:: Listing ::
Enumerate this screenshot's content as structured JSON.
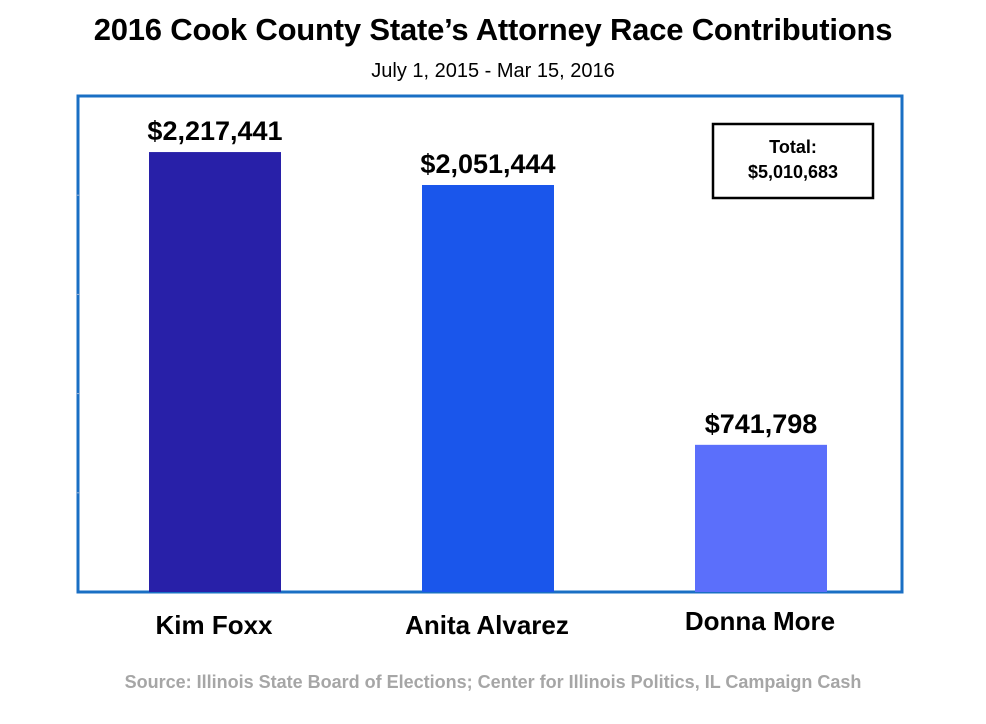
{
  "chart_data": {
    "type": "bar",
    "title": "2016 Cook County State’s Attorney Race Contributions",
    "subtitle": "July 1, 2015 - Mar 15, 2016",
    "categories": [
      "Kim Foxx",
      "Anita Alvarez",
      "Donna More"
    ],
    "values": [
      2217441,
      2051444,
      741798
    ],
    "value_labels": [
      "$2,217,441",
      "$2,051,444",
      "$741,798"
    ],
    "bar_colors": [
      "#2820a8",
      "#1a56eb",
      "#5b6ffb"
    ],
    "ylim": [
      0,
      2500000
    ],
    "grid": false,
    "annotation": {
      "line1": "Total:",
      "line2": "$5,010,683"
    },
    "source": "Source: Illinois State Board of Elections; Center for Illinois Politics, IL Campaign Cash"
  },
  "colors": {
    "frame": "#1a6fc4",
    "source_text": "#a6a6a6"
  }
}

:: Stated problem ::
Without the pictures, copy the material exactly as given.

:: Reply to the task ::
Enumerate this screenshot's content as structured JSON.
{
  "chart_data": {
    "type": "bar",
    "title": "2016 Cook County State’s Attorney Race Contributions",
    "subtitle": "July 1, 2015 - Mar 15, 2016",
    "categories": [
      "Kim Foxx",
      "Anita Alvarez",
      "Donna More"
    ],
    "values": [
      2217441,
      2051444,
      741798
    ],
    "value_labels": [
      "$2,217,441",
      "$2,051,444",
      "$741,798"
    ],
    "bar_colors": [
      "#2820a8",
      "#1a56eb",
      "#5b6ffb"
    ],
    "ylim": [
      0,
      2500000
    ],
    "grid": false,
    "annotation": {
      "line1": "Total:",
      "line2": "$5,010,683"
    },
    "source": "Source: Illinois State Board of Elections; Center for Illinois Politics, IL Campaign Cash"
  },
  "colors": {
    "frame": "#1a6fc4",
    "source_text": "#a6a6a6"
  }
}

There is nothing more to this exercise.